— PROBLEM DESCRIPTION —
Whenever a line below mentions the word "desempeño", that line should be copied.

SOURCE DATA START

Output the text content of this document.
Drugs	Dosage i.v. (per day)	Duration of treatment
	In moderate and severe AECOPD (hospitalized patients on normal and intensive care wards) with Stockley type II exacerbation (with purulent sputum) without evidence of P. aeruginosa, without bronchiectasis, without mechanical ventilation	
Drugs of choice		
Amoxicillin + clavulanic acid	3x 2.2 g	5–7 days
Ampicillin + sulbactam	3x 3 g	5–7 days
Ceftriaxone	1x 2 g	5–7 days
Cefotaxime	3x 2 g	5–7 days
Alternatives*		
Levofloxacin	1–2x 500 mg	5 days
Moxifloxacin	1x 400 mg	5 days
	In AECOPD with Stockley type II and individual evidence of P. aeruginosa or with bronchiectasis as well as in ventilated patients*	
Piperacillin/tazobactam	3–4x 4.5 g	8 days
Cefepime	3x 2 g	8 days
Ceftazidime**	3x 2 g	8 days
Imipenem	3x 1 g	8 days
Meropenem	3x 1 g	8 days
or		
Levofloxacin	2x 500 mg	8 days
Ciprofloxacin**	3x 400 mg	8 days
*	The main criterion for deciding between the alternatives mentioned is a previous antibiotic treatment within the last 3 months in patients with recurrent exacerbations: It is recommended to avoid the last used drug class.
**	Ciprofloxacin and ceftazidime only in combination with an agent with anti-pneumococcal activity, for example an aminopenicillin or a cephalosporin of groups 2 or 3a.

SOURCE DATA END
SOURCE DATA START

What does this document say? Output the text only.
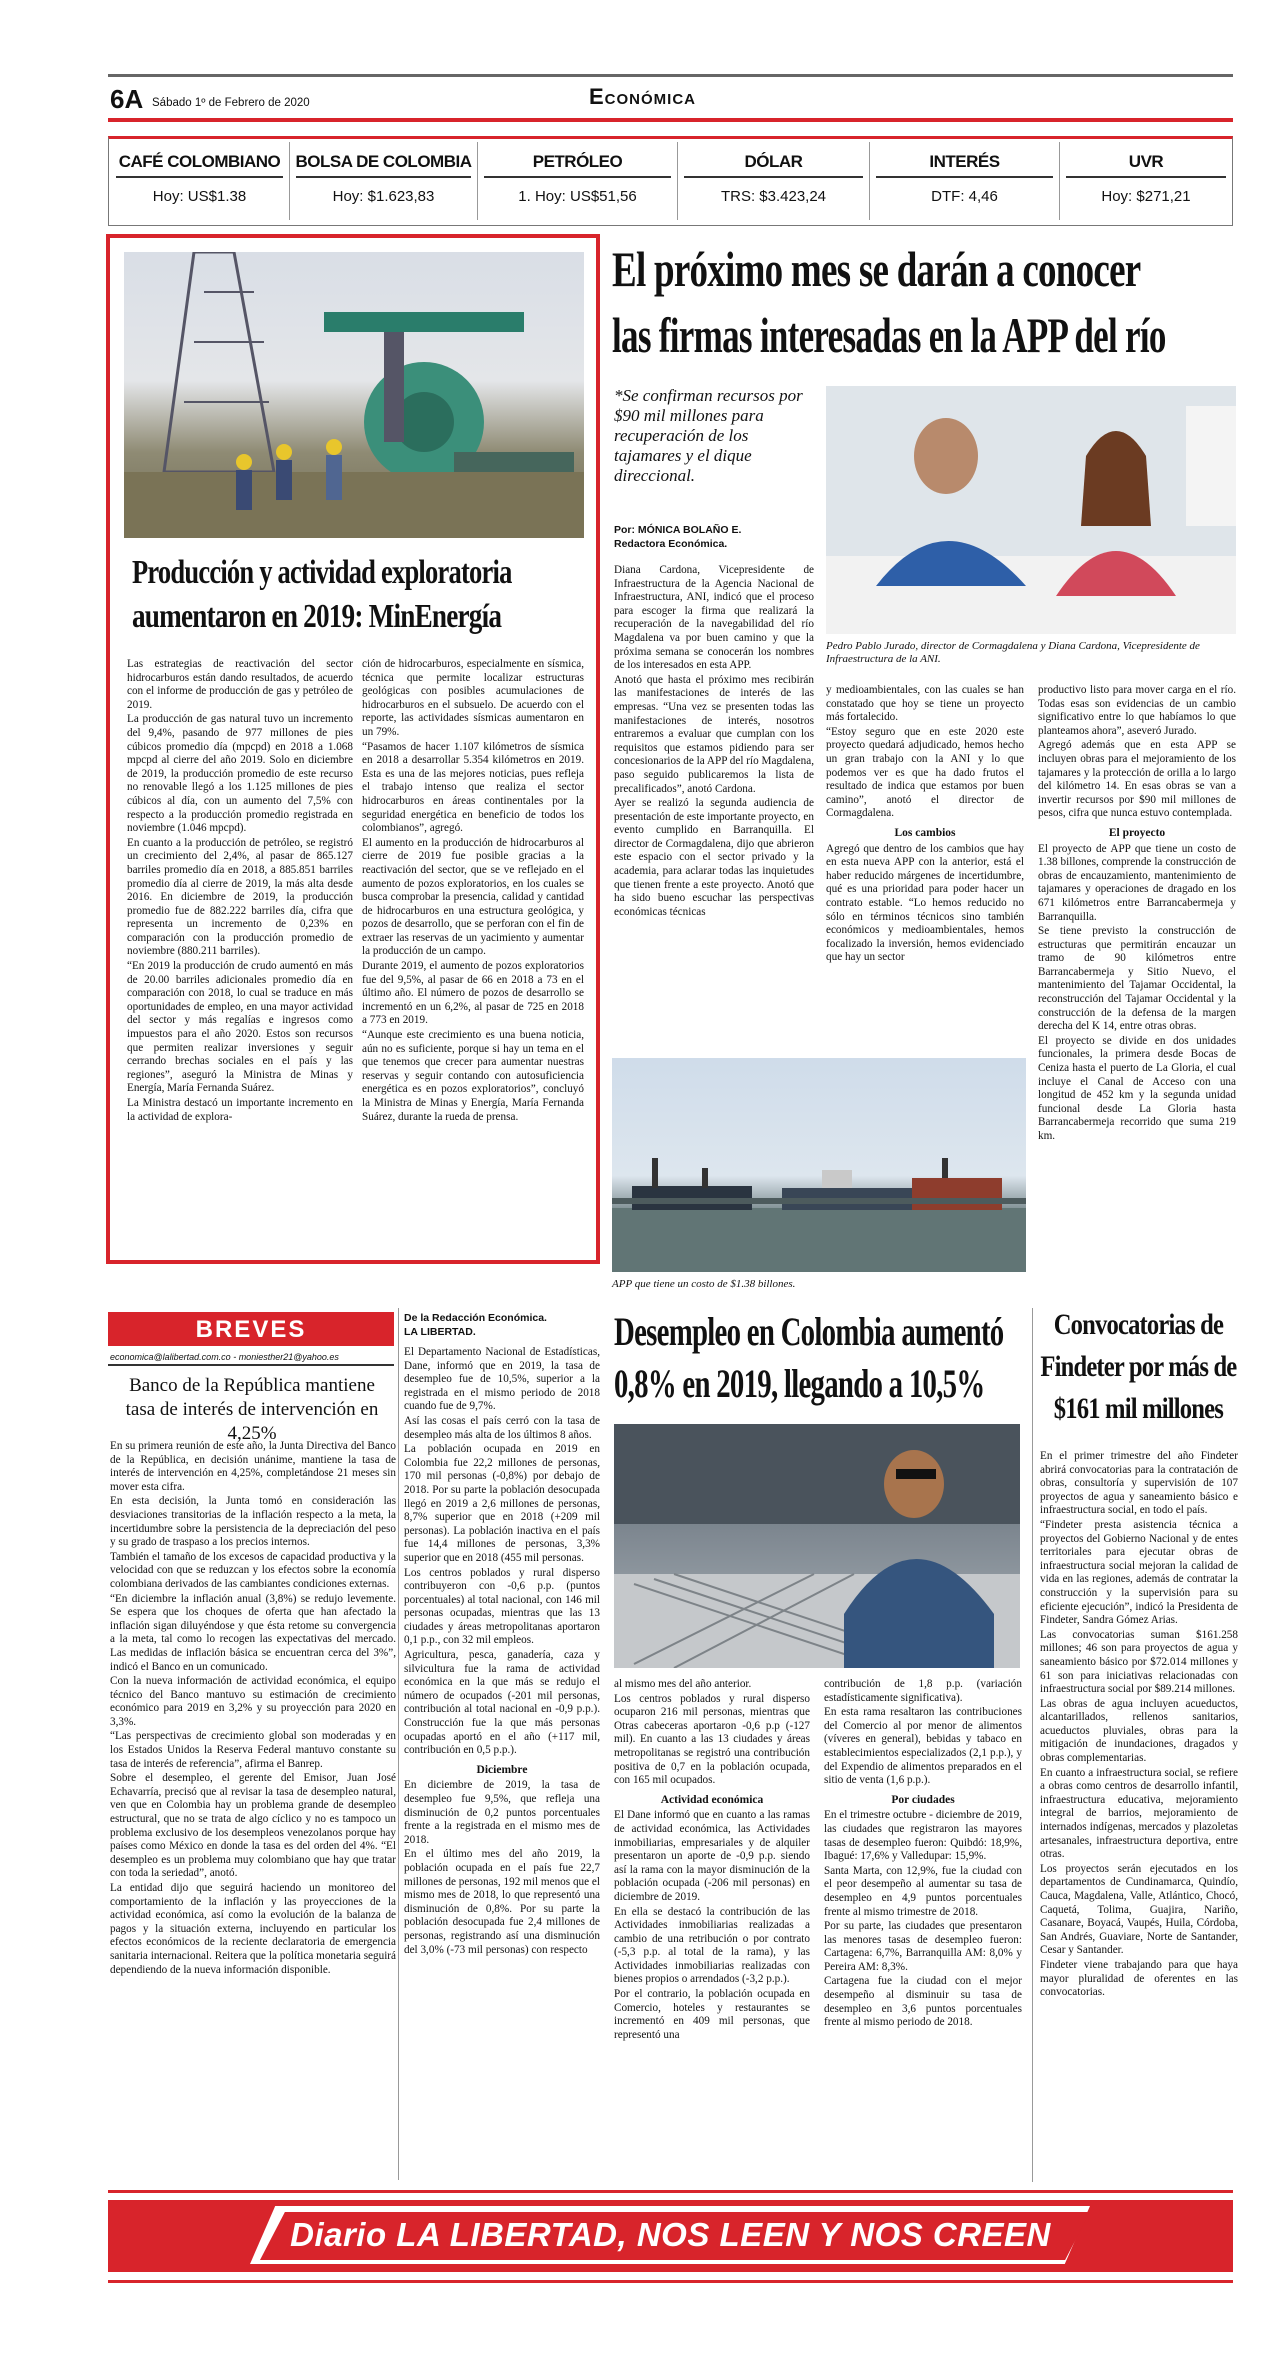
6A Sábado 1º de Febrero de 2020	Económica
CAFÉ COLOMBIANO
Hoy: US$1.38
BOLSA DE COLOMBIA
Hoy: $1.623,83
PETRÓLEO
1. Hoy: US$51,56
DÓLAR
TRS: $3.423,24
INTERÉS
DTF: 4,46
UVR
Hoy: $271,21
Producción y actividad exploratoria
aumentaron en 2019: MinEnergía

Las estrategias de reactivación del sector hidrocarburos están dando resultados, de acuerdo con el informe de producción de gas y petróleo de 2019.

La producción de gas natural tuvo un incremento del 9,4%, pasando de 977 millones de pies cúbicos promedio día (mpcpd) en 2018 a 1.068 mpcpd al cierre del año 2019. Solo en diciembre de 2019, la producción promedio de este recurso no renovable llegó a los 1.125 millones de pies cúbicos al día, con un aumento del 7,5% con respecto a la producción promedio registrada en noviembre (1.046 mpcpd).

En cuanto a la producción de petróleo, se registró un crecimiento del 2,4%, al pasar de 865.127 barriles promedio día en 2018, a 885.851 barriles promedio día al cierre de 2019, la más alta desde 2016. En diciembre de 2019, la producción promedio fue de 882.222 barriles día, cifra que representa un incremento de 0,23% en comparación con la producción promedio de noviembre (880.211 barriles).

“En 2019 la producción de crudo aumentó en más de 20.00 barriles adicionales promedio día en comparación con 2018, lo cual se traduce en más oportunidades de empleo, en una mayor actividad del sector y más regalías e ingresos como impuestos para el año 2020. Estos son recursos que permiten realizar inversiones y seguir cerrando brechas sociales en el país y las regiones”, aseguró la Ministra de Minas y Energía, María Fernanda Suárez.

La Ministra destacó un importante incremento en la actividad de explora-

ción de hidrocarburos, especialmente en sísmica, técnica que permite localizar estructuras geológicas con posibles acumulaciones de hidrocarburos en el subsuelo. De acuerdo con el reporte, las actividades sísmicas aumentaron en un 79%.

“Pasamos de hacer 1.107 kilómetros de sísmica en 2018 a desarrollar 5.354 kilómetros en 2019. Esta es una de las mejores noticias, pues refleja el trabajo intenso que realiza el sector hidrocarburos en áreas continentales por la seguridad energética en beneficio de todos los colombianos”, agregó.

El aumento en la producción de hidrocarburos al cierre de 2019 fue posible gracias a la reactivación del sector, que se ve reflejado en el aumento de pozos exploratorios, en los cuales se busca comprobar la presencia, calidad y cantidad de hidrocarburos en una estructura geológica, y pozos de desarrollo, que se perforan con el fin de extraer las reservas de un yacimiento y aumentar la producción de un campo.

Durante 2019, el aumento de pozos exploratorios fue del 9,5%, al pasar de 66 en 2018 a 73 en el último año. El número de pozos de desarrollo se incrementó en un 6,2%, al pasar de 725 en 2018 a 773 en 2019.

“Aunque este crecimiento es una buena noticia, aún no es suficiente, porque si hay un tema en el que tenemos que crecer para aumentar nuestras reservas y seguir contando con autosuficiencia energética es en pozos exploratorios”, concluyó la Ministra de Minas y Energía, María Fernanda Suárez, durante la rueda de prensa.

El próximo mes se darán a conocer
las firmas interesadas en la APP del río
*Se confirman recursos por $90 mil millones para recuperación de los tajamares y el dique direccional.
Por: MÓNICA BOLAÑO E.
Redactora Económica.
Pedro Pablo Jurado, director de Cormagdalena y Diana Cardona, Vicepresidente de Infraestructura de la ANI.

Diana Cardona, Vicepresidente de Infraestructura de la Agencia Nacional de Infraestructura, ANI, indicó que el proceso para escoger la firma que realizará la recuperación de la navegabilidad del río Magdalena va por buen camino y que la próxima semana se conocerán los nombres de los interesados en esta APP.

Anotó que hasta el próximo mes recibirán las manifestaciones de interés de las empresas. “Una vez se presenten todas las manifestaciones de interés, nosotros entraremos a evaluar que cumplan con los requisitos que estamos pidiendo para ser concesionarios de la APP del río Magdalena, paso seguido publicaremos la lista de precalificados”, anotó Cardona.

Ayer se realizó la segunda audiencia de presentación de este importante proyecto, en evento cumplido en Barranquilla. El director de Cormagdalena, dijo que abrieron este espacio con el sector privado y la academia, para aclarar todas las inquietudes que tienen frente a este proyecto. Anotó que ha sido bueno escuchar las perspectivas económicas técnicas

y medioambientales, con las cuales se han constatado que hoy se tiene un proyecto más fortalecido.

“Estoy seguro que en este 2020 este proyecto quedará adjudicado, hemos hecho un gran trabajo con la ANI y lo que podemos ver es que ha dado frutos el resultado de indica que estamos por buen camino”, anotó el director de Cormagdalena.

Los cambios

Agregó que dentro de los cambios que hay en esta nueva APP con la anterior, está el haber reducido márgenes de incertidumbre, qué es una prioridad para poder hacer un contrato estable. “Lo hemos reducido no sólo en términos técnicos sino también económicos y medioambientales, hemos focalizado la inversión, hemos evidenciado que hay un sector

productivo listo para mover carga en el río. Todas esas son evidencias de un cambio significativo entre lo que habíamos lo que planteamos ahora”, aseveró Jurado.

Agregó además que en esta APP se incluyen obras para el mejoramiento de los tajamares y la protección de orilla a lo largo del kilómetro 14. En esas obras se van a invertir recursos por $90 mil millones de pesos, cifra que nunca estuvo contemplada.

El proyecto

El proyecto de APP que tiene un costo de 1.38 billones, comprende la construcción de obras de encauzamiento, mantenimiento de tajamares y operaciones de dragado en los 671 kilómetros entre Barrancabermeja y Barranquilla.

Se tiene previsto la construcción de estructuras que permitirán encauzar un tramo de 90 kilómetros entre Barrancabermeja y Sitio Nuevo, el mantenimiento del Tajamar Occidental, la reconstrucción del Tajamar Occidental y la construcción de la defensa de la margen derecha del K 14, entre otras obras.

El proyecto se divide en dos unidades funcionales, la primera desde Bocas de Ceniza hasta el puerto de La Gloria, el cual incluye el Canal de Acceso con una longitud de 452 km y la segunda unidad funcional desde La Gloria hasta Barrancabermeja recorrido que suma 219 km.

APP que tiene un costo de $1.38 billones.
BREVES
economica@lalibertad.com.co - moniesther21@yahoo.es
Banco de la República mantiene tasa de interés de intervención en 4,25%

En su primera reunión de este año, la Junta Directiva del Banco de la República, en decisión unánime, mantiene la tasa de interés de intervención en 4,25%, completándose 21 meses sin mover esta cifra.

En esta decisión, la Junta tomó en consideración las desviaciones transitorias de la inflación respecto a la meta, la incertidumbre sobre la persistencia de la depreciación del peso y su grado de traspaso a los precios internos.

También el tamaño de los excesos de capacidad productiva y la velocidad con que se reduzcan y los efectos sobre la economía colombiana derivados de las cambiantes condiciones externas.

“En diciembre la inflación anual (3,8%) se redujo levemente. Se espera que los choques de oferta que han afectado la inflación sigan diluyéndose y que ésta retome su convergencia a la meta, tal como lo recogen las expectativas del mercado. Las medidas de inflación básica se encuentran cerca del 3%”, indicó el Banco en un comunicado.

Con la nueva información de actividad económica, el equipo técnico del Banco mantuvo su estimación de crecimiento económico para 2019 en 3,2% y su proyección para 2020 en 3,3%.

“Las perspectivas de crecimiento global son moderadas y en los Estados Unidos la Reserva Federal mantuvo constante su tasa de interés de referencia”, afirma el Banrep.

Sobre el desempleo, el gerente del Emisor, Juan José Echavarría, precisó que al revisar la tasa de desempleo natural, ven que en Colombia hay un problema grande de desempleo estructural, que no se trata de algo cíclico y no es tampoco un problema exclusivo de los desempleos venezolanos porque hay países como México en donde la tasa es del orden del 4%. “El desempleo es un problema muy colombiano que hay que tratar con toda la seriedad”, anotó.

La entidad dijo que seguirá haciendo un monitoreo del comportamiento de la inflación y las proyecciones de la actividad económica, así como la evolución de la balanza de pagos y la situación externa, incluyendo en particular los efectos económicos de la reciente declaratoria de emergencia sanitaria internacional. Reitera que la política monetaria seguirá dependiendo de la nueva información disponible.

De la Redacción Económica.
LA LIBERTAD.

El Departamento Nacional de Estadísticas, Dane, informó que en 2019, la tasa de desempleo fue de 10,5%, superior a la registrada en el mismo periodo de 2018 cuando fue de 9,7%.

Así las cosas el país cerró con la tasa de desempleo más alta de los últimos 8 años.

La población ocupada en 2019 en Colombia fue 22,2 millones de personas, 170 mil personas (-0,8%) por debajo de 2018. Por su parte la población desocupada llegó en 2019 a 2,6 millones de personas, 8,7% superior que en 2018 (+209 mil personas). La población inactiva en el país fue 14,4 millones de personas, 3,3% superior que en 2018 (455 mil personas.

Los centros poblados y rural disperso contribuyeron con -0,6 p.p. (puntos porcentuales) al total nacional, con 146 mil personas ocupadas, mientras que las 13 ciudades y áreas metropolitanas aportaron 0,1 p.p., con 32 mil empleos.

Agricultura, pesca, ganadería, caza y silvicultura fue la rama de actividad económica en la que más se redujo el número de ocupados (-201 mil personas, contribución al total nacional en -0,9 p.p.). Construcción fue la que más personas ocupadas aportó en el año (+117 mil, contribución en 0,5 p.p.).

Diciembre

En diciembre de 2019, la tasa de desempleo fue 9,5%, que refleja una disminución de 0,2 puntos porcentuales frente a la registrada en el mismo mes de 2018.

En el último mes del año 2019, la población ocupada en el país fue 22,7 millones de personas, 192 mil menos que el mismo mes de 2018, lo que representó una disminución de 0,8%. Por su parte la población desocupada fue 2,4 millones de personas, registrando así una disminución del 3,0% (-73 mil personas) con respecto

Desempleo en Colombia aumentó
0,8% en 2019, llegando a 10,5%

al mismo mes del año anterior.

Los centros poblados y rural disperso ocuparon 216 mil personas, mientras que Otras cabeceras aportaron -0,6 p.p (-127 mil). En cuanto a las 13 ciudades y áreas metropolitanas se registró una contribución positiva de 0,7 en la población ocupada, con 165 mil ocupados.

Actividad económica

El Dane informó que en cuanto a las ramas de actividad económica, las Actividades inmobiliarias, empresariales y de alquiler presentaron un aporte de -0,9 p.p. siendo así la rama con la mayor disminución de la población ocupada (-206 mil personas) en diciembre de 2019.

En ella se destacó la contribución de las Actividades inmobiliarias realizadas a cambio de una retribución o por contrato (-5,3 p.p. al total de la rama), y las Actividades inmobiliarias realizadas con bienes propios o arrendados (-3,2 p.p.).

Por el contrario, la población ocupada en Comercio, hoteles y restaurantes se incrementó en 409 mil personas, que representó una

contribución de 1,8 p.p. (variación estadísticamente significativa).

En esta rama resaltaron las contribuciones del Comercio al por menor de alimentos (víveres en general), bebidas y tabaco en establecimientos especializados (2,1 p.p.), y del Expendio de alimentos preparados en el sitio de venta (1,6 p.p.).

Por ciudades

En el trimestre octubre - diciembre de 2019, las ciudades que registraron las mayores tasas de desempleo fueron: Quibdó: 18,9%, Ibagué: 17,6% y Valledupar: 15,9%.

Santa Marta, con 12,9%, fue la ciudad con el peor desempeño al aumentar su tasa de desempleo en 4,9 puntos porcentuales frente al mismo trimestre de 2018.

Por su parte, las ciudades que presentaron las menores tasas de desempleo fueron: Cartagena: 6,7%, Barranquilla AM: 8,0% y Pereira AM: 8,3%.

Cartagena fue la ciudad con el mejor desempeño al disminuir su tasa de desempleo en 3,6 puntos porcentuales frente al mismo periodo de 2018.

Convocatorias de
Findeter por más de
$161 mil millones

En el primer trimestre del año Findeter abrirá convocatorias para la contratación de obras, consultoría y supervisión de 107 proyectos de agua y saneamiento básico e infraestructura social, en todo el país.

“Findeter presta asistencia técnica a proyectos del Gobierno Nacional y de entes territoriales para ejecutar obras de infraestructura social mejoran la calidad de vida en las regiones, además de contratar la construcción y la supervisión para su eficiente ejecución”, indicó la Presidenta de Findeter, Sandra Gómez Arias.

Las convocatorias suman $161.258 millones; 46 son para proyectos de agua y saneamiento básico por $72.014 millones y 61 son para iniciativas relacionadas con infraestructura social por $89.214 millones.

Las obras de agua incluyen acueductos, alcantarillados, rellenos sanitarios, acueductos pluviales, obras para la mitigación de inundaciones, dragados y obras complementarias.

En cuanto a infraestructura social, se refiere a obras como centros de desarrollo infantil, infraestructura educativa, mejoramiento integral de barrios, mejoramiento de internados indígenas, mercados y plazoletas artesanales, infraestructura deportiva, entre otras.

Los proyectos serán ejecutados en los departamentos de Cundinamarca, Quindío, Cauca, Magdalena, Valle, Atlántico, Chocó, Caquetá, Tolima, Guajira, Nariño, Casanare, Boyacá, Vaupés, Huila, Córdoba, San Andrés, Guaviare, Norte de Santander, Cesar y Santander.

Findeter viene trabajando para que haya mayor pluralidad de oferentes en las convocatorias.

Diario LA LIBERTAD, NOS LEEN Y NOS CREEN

SOURCE DATA END

— RESPONSE TO THE EXERCISE —
Santa Marta, con 12,9%, fue la ciudad con el peor desempeño al aumentar su tasa de desempleo en 4,9 puntos porcentuales frente al mismo trimestre de 2018.
Cartagena fue la ciudad con el mejor desempeño al disminuir su tasa de desempleo en 3,6 puntos porcentuales frente al mismo periodo de 2018.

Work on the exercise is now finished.